What needs to be done:
Reproduce the listing below, switching every "printer" to "labeler" and keeping everything else the same. Leave the pictures out of your answer.

Items from a data source
.....
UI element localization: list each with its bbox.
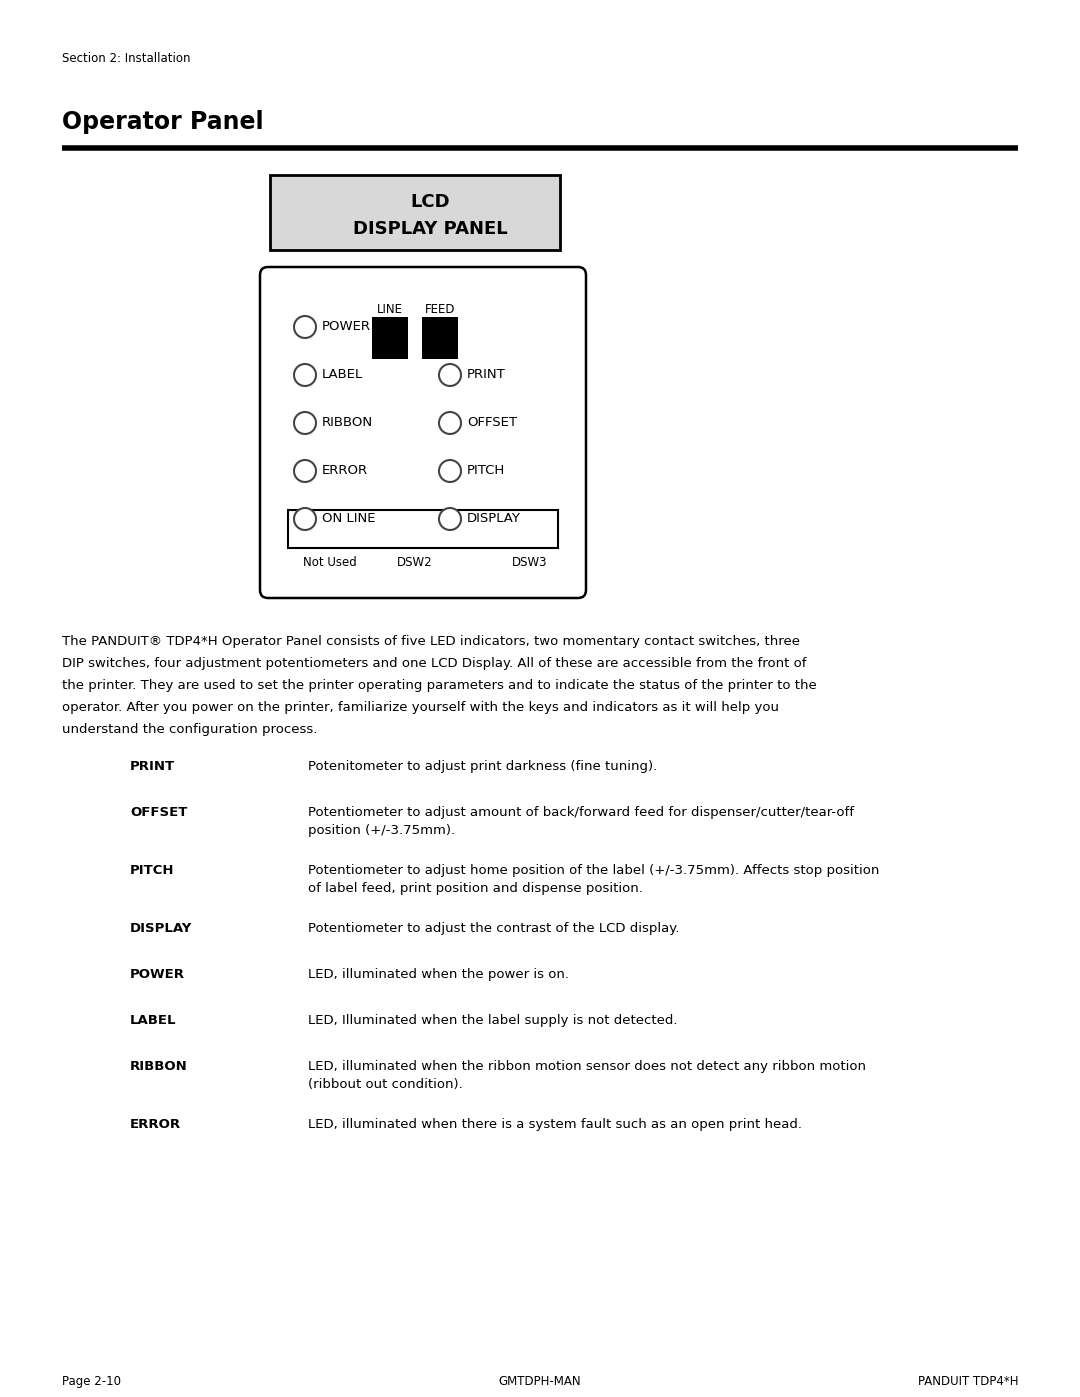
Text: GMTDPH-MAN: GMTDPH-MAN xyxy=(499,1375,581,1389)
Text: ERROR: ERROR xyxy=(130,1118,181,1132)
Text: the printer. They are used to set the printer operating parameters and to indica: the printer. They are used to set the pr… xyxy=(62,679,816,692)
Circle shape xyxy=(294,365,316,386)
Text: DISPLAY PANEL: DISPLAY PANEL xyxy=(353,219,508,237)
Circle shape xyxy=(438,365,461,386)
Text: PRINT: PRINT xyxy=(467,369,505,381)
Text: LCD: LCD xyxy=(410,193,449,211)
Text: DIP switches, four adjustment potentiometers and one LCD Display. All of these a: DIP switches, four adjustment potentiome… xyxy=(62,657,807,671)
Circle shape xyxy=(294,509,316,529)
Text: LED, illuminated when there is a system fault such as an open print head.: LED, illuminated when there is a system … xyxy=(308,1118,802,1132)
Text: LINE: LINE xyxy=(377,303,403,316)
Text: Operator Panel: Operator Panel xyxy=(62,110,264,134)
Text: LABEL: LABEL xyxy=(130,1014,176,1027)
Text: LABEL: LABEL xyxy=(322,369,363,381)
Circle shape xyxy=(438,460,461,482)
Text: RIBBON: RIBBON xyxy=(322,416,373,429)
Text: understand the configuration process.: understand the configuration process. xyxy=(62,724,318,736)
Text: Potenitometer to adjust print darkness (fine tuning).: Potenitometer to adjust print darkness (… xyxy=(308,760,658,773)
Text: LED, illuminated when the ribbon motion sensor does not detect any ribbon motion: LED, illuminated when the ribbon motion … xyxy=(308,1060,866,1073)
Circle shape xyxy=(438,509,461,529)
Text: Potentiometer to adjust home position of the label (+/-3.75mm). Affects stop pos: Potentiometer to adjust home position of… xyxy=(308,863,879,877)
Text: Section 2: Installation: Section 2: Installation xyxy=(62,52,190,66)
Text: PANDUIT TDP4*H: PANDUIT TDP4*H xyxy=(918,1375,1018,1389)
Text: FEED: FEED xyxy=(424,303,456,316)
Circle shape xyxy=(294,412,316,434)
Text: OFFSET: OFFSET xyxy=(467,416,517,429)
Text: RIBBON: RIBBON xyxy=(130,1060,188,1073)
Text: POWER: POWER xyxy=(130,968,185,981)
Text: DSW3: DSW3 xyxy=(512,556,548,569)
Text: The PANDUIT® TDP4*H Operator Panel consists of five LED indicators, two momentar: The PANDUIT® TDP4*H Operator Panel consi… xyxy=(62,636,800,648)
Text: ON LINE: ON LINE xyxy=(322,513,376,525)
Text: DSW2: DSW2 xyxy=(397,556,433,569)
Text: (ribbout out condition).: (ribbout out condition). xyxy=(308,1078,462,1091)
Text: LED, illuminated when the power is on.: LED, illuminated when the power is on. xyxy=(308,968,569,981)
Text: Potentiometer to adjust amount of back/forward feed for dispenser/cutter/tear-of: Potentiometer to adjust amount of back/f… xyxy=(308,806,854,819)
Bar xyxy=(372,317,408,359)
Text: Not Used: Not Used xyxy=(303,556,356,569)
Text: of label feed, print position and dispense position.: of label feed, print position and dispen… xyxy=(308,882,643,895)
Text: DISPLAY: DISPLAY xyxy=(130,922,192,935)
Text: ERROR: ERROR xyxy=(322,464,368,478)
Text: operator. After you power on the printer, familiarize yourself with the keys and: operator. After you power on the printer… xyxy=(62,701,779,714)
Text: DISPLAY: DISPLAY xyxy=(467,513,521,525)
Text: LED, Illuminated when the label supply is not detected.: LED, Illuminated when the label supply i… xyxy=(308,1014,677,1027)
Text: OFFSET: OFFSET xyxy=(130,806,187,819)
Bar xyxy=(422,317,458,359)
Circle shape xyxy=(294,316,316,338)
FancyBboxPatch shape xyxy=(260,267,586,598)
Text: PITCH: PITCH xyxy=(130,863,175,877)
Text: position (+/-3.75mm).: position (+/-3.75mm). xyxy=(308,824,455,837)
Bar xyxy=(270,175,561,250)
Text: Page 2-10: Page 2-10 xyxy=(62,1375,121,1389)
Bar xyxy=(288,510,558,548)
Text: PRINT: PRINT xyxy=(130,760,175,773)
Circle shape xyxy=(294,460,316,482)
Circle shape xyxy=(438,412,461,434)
.....
Correct result:
UI element localization: list each with its bbox.
Text: GMTDPH-MAN: GMTDPH-MAN xyxy=(499,1375,581,1389)
Text: ERROR: ERROR xyxy=(130,1118,181,1132)
Text: the labeler. They are used to set the labeler operating parameters and to indica: the labeler. They are used to set the pr… xyxy=(62,679,816,692)
Circle shape xyxy=(294,365,316,386)
Text: DISPLAY PANEL: DISPLAY PANEL xyxy=(353,219,508,237)
Circle shape xyxy=(438,365,461,386)
Text: PRINT: PRINT xyxy=(467,369,505,381)
Text: LCD: LCD xyxy=(410,193,449,211)
Text: DIP switches, four adjustment potentiometers and one LCD Display. All of these a: DIP switches, four adjustment potentiome… xyxy=(62,657,807,671)
Circle shape xyxy=(294,509,316,529)
Text: LED, illuminated when there is a system fault such as an open print head.: LED, illuminated when there is a system … xyxy=(308,1118,802,1132)
Text: LINE: LINE xyxy=(377,303,403,316)
Text: Operator Panel: Operator Panel xyxy=(62,110,264,134)
Text: LABEL: LABEL xyxy=(130,1014,176,1027)
Text: LABEL: LABEL xyxy=(322,369,363,381)
Circle shape xyxy=(438,460,461,482)
Text: RIBBON: RIBBON xyxy=(322,416,373,429)
Text: understand the configuration process.: understand the configuration process. xyxy=(62,724,318,736)
Text: Potenitometer to adjust print darkness (fine tuning).: Potenitometer to adjust print darkness (… xyxy=(308,760,658,773)
Text: LED, illuminated when the ribbon motion sensor does not detect any ribbon motion: LED, illuminated when the ribbon motion … xyxy=(308,1060,866,1073)
Circle shape xyxy=(438,509,461,529)
Text: Potentiometer to adjust home position of the label (+/-3.75mm). Affects stop pos: Potentiometer to adjust home position of… xyxy=(308,863,879,877)
Text: Section 2: Installation: Section 2: Installation xyxy=(62,52,190,66)
Text: PANDUIT TDP4*H: PANDUIT TDP4*H xyxy=(918,1375,1018,1389)
Text: FEED: FEED xyxy=(424,303,456,316)
Circle shape xyxy=(294,412,316,434)
Text: OFFSET: OFFSET xyxy=(467,416,517,429)
Text: RIBBON: RIBBON xyxy=(130,1060,188,1073)
Text: POWER: POWER xyxy=(130,968,185,981)
Text: DSW3: DSW3 xyxy=(512,556,548,569)
Text: The PANDUIT® TDP4*H Operator Panel consists of five LED indicators, two momentar: The PANDUIT® TDP4*H Operator Panel consi… xyxy=(62,636,800,648)
Text: ON LINE: ON LINE xyxy=(322,513,376,525)
Text: DSW2: DSW2 xyxy=(397,556,433,569)
Text: (ribbout out condition).: (ribbout out condition). xyxy=(308,1078,462,1091)
Text: LED, illuminated when the power is on.: LED, illuminated when the power is on. xyxy=(308,968,569,981)
Text: Potentiometer to adjust amount of back/forward feed for dispenser/cutter/tear-of: Potentiometer to adjust amount of back/f… xyxy=(308,806,854,819)
Bar xyxy=(372,317,408,359)
Text: Not Used: Not Used xyxy=(303,556,356,569)
Text: of label feed, print position and dispense position.: of label feed, print position and dispen… xyxy=(308,882,643,895)
Text: DISPLAY: DISPLAY xyxy=(130,922,192,935)
Text: ERROR: ERROR xyxy=(322,464,368,478)
Text: operator. After you power on the labeler, familiarize yourself with the keys and: operator. After you power on the labeler… xyxy=(62,701,779,714)
Text: DISPLAY: DISPLAY xyxy=(467,513,521,525)
Text: LED, Illuminated when the label supply is not detected.: LED, Illuminated when the label supply i… xyxy=(308,1014,677,1027)
Text: OFFSET: OFFSET xyxy=(130,806,187,819)
Bar xyxy=(422,317,458,359)
Circle shape xyxy=(294,316,316,338)
FancyBboxPatch shape xyxy=(260,267,586,598)
Text: PITCH: PITCH xyxy=(130,863,175,877)
Text: position (+/-3.75mm).: position (+/-3.75mm). xyxy=(308,824,455,837)
Bar xyxy=(270,175,561,250)
Text: Page 2-10: Page 2-10 xyxy=(62,1375,121,1389)
Bar xyxy=(288,510,558,548)
Text: PRINT: PRINT xyxy=(130,760,175,773)
Circle shape xyxy=(294,460,316,482)
Circle shape xyxy=(438,412,461,434)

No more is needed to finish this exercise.